▸ **SHORT EXERCISE**: Check each line of the material below for "Referral", then copy the ones that contain it.

# START OF THE RECORDS

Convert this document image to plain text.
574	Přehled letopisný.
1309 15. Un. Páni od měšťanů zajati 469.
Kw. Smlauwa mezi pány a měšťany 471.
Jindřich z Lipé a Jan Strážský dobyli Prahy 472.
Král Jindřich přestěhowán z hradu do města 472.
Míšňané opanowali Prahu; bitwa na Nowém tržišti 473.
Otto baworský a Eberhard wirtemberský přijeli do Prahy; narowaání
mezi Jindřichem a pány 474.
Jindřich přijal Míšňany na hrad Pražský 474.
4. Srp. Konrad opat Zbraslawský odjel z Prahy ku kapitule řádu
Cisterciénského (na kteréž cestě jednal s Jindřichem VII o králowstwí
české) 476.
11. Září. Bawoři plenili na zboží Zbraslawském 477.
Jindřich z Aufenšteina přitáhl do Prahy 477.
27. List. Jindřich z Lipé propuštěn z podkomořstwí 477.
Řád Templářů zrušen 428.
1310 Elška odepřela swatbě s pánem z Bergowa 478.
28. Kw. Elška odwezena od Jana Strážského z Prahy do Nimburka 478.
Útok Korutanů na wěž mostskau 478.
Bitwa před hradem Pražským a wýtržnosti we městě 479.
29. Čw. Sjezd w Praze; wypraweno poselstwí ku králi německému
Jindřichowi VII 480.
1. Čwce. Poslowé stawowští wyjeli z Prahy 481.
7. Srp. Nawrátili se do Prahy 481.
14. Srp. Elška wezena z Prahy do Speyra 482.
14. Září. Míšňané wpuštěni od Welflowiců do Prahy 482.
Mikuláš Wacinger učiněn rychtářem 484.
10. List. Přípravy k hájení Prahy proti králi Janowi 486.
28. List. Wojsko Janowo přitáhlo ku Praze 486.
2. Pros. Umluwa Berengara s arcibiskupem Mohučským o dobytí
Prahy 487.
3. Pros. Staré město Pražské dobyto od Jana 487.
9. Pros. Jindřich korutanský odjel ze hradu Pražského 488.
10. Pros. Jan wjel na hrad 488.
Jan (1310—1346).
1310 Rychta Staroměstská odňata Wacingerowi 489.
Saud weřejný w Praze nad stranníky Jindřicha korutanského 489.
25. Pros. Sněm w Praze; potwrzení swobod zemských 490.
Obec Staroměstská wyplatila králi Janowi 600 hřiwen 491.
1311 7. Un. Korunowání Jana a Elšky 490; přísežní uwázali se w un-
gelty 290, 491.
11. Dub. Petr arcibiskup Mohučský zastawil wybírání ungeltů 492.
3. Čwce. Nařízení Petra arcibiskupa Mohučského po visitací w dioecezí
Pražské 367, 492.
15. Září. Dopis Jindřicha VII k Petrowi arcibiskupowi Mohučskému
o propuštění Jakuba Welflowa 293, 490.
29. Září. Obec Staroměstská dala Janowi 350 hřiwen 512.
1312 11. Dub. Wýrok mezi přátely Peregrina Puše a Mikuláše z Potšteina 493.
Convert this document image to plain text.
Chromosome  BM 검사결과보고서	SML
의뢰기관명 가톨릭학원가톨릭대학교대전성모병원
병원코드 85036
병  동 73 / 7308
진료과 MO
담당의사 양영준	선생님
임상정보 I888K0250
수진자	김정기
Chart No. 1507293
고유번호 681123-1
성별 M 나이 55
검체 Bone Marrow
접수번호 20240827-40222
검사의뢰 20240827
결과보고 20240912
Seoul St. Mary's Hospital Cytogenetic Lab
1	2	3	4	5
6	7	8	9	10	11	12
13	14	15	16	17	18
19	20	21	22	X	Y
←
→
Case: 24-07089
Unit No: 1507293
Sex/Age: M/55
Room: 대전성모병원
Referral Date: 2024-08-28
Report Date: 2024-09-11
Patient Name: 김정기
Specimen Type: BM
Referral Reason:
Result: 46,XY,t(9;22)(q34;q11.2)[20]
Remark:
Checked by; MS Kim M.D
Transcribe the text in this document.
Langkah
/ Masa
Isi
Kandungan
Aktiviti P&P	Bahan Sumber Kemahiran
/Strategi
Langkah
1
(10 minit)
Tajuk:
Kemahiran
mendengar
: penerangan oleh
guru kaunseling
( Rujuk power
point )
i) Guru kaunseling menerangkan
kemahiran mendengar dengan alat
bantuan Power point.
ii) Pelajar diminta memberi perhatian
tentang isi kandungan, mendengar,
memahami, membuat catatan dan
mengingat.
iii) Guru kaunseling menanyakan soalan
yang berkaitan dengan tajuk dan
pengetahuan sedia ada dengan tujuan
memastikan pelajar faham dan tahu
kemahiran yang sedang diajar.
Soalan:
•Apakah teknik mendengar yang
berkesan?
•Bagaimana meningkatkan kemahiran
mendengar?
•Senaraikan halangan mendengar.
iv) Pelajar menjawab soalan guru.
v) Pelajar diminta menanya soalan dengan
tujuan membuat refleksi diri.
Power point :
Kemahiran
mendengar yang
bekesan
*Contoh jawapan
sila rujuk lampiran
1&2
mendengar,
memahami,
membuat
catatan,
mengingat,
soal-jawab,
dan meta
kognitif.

# END OF THE RECORDS

▸ **SOLUTION BELOW**:
Referral Date: 2024-08-28
Referral Reason:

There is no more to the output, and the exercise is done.